== PAGE EXCERPT ==
#####

Copying to the Clipboard in 2025

Amir YuristaAmir Yurista
2 min read

Copy-to-clipboard helpers feel almost primitive today, yet they still pop up in projects every week. The gist you shared shows the classic pattern that dominated for years:

// Legacy helper
function copyToClipboard(text) {
  const el = document.createElement('textarea');
  el.value = text;                          // put text in a hidden <textarea>
  el.setAttribute('readonly', '');
  el.style.position = 'absolute';
  el.style.left = '-9999px';
  document.body.appendChild(el);

  el.select();                              // select its content
  document.execCommand('copy');             // 👉 tries to copy
  document.body.removeChild(el);            // tidy up
}

It works (even in quirky WebViews and IE 11), but it comes with warts:

  • Uses document.execCommand('copy'), now deprecated and removable at any moment.

  • Can scroll the page or open the mobile keyboard because focus jumps to the hidden element.

  • Fails inside Shadow DOM or sandboxed iframes.


Meet navigator.clipboard

All evergreen browsers now support a much cleaner, promise-based API:

async function copy(text) {
  await navigator.clipboard.writeText(text);
  console.log('Copied ✔');
}

Why it’s better

execCommand() hacknavigator.clipboard
Requires HTTPS✅ (secure context)
Returns a Promise❌ (sync)
Reads and writes❌ (write-only)readText() / read()
Handles images & blobs
Permission controlMinimalGranular, auditable

A Future-Proof Helper

The safest approach is a tiny feature-test wrapper:

export async function copyText(text) {
  if (navigator.clipboard?.writeText) {
    return navigator.clipboard.writeText(text);   // modern path
  }

  // fallback for legacy browsers
  const el = document.createElement('textarea');
  el.value = text;
  el.style.position = 'fixed';   // avoid scrolling jump
  el.style.opacity = '0';
  document.body.appendChild(el);
  el.focus();
  el.select();
  document.execCommand('copy');
  document.body.removeChild(el);
}

Best Practices

  1. Call in response to a user gesture (click, key press). Browsers block clipboard writes otherwise.

  2. Gracefully handle rejections. the user may deny permission or the OS clipboard could be unavailable.

  3. Don’t UA-sniff. Feature-test (navigator.clipboard?.writeText) and fallback when missing.


Takeaway

By 2025, the Clipboard API should be your default. Keep the legacy shim for those edge-case WebViews, but stop sprinkling hidden <textarea> elements around your app. Cleaner code, happier users, and one less deprecated API to worry about.

#####

== SUPPLIED RECORDS ==

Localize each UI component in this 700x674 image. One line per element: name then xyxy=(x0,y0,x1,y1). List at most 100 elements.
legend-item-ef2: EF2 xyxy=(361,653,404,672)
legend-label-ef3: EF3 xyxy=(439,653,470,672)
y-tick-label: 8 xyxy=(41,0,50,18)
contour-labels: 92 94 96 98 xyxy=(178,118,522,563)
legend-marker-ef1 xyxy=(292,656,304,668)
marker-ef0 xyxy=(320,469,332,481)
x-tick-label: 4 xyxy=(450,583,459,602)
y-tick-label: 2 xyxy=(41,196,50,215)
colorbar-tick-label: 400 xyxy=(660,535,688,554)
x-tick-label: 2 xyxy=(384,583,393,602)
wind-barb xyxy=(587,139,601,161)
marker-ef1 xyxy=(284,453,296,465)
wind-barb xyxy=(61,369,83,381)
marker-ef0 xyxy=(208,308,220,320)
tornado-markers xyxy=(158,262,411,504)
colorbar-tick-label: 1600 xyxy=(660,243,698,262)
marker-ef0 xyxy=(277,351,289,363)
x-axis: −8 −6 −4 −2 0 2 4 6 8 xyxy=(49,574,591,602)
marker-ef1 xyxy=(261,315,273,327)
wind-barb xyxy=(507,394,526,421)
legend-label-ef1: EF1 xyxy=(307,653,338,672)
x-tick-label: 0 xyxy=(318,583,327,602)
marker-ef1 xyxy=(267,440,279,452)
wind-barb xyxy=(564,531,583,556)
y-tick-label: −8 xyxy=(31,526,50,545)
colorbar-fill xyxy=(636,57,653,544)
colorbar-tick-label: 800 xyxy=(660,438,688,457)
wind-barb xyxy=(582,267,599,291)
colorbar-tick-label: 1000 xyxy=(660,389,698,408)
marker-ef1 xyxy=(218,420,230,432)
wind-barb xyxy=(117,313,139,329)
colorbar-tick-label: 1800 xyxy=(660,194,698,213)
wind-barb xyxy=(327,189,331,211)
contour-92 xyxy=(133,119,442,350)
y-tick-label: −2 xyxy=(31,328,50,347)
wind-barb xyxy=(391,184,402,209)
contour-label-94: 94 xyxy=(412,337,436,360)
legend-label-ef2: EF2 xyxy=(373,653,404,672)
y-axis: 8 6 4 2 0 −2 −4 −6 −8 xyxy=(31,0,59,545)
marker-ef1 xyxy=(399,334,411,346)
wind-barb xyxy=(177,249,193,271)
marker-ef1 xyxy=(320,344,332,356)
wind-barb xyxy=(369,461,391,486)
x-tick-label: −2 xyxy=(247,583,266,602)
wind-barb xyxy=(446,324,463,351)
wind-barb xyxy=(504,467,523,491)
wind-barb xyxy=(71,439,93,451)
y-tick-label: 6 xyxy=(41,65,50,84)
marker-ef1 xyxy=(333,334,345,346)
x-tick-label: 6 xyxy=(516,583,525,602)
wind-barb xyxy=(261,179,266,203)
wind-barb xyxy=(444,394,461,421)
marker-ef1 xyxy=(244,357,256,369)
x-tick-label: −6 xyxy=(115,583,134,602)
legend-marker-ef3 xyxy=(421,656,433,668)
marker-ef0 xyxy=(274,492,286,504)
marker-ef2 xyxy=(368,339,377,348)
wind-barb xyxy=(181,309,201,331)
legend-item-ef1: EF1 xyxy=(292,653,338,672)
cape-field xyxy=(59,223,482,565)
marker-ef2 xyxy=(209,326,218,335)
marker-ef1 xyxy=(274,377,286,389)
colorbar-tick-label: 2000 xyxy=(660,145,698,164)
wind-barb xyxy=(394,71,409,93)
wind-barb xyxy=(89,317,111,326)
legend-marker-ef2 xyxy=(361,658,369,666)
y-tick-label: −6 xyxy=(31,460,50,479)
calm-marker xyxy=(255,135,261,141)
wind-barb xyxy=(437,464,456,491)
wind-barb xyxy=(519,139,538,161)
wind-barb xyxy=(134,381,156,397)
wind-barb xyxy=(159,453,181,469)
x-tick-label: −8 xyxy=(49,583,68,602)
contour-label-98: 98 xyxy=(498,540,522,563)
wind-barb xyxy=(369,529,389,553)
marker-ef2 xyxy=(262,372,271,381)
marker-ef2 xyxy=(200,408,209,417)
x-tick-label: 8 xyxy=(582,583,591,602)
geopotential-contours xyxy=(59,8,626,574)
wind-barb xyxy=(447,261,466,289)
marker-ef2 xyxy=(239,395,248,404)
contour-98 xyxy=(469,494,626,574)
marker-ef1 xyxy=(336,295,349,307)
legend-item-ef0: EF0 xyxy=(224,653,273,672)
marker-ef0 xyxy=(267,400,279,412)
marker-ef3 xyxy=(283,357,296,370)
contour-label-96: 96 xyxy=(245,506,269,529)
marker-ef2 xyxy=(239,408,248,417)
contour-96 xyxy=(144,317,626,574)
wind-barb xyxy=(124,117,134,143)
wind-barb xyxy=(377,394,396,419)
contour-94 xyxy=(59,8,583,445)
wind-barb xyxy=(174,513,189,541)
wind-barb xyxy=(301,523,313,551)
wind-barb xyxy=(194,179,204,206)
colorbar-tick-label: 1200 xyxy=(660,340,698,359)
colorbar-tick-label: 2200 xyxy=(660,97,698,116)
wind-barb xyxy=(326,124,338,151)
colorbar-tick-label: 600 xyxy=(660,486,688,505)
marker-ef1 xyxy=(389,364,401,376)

#####

== EXERCISE AIM ==
Answer these questions about the clipboard article:
1. Which deprecated call does the legacy helper use to copy?
2. In the fallback of the future-proof helper, what position value is given to the textarea, and what does the code comment say it avoids?
3. Under the best practices, what should a clipboard call be made in response to?

== COMPLETED EXERCISE ==
1. document.execCommand('copy')
2. 'fixed'. The comment says it avoids a scrolling jump.
3. A user gesture, such as a click or key press. Otherwise browsers block clipboard writes.